Stored data

====

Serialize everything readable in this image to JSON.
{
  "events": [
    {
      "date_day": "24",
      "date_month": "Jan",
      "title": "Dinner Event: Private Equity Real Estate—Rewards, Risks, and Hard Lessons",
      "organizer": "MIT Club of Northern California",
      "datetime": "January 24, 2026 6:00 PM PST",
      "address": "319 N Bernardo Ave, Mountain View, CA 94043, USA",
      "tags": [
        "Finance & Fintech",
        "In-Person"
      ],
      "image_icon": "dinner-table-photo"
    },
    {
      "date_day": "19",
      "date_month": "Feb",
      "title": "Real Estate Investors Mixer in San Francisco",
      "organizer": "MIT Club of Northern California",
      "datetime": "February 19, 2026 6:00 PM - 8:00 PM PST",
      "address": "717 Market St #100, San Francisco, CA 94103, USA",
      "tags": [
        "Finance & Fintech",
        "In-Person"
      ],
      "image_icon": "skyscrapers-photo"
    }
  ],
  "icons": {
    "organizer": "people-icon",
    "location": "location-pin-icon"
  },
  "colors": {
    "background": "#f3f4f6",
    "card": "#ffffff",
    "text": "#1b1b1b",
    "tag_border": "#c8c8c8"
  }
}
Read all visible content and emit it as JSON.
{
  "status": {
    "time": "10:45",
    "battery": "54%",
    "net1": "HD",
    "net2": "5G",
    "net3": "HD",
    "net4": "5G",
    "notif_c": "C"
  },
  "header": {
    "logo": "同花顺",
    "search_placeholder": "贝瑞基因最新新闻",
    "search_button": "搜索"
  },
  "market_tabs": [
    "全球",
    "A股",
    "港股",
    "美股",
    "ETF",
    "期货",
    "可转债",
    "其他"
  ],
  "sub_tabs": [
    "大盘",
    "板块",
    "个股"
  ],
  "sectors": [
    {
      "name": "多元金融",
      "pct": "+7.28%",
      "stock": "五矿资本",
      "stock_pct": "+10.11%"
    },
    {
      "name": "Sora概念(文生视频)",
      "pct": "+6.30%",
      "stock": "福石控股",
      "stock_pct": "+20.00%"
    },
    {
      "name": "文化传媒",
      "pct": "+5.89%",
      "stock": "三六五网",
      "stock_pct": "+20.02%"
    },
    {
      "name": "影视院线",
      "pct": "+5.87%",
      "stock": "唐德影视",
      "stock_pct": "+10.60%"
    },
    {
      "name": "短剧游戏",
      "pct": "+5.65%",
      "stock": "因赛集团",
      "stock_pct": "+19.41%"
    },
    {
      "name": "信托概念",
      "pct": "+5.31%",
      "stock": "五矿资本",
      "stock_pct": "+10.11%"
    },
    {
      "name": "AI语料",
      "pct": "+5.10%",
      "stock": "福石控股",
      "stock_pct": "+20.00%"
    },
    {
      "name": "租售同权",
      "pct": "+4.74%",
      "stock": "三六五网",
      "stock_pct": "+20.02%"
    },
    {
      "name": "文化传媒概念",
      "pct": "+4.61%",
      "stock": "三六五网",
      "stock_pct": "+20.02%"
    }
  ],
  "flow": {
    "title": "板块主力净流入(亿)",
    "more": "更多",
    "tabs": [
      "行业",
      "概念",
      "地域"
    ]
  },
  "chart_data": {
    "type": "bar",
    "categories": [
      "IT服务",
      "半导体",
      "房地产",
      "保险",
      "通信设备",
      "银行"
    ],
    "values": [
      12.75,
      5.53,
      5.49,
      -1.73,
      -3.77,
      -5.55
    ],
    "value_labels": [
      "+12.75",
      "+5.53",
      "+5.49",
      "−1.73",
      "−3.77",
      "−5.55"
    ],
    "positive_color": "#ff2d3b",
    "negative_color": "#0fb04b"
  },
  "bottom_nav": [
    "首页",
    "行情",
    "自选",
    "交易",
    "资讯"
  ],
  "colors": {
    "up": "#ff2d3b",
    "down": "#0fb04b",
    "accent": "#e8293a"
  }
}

====

* [WHAT THE TASK REQUIRES] Write the entries again, exactly as they stand.

* [EXERCISE ANSWER]
Serialize everything readable in this image to JSON.
{
  "events": [
    {
      "date_day": "24",
      "date_month": "Jan",
      "title": "Dinner Event: Private Equity Real Estate—Rewards, Risks, and Hard Lessons",
      "organizer": "MIT Club of Northern California",
      "datetime": "January 24, 2026 6:00 PM PST",
      "address": "319 N Bernardo Ave, Mountain View, CA 94043, USA",
      "tags": [
        "Finance & Fintech",
        "In-Person"
      ],
      "image_icon": "dinner-table-photo"
    },
    {
      "date_day": "19",
      "date_month": "Feb",
      "title": "Real Estate Investors Mixer in San Francisco",
      "organizer": "MIT Club of Northern California",
      "datetime": "February 19, 2026 6:00 PM - 8:00 PM PST",
      "address": "717 Market St #100, San Francisco, CA 94103, USA",
      "tags": [
        "Finance & Fintech",
        "In-Person"
      ],
      "image_icon": "skyscrapers-photo"
    }
  ],
  "icons": {
    "organizer": "people-icon",
    "location": "location-pin-icon"
  },
  "colors": {
    "background": "#f3f4f6",
    "card": "#ffffff",
    "text": "#1b1b1b",
    "tag_border": "#c8c8c8"
  }
}
Read all visible content and emit it as JSON.
{
  "status": {
    "time": "10:45",
    "battery": "54%",
    "net1": "HD",
    "net2": "5G",
    "net3": "HD",
    "net4": "5G",
    "notif_c": "C"
  },
  "header": {
    "logo": "同花顺",
    "search_placeholder": "贝瑞基因最新新闻",
    "search_button": "搜索"
  },
  "market_tabs": [
    "全球",
    "A股",
    "港股",
    "美股",
    "ETF",
    "期货",
    "可转债",
    "其他"
  ],
  "sub_tabs": [
    "大盘",
    "板块",
    "个股"
  ],
  "sectors": [
    {
      "name": "多元金融",
      "pct": "+7.28%",
      "stock": "五矿资本",
      "stock_pct": "+10.11%"
    },
    {
      "name": "Sora概念(文生视频)",
      "pct": "+6.30%",
      "stock": "福石控股",
      "stock_pct": "+20.00%"
    },
    {
      "name": "文化传媒",
      "pct": "+5.89%",
      "stock": "三六五网",
      "stock_pct": "+20.02%"
    },
    {
      "name": "影视院线",
      "pct": "+5.87%",
      "stock": "唐德影视",
      "stock_pct": "+10.60%"
    },
    {
      "name": "短剧游戏",
      "pct": "+5.65%",
      "stock": "因赛集团",
      "stock_pct": "+19.41%"
    },
    {
      "name": "信托概念",
      "pct": "+5.31%",
      "stock": "五矿资本",
      "stock_pct": "+10.11%"
    },
    {
      "name": "AI语料",
      "pct": "+5.10%",
      "stock": "福石控股",
      "stock_pct": "+20.00%"
    },
    {
      "name": "租售同权",
      "pct": "+4.74%",
      "stock": "三六五网",
      "stock_pct": "+20.02%"
    },
    {
      "name": "文化传媒概念",
      "pct": "+4.61%",
      "stock": "三六五网",
      "stock_pct": "+20.02%"
    }
  ],
  "flow": {
    "title": "板块主力净流入(亿)",
    "more": "更多",
    "tabs": [
      "行业",
      "概念",
      "地域"
    ]
  },
  "chart_data": {
    "type": "bar",
    "categories": [
      "IT服务",
      "半导体",
      "房地产",
      "保险",
      "通信设备",
      "银行"
    ],
    "values": [
      12.75,
      5.53,
      5.49,
      -1.73,
      -3.77,
      -5.55
    ],
    "value_labels": [
      "+12.75",
      "+5.53",
      "+5.49",
      "−1.73",
      "−3.77",
      "−5.55"
    ],
    "positive_color": "#ff2d3b",
    "negative_color": "#0fb04b"
  },
  "bottom_nav": [
    "首页",
    "行情",
    "自选",
    "交易",
    "资讯"
  ],
  "colors": {
    "up": "#ff2d3b",
    "down": "#0fb04b",
    "accent": "#e8293a"
  }
}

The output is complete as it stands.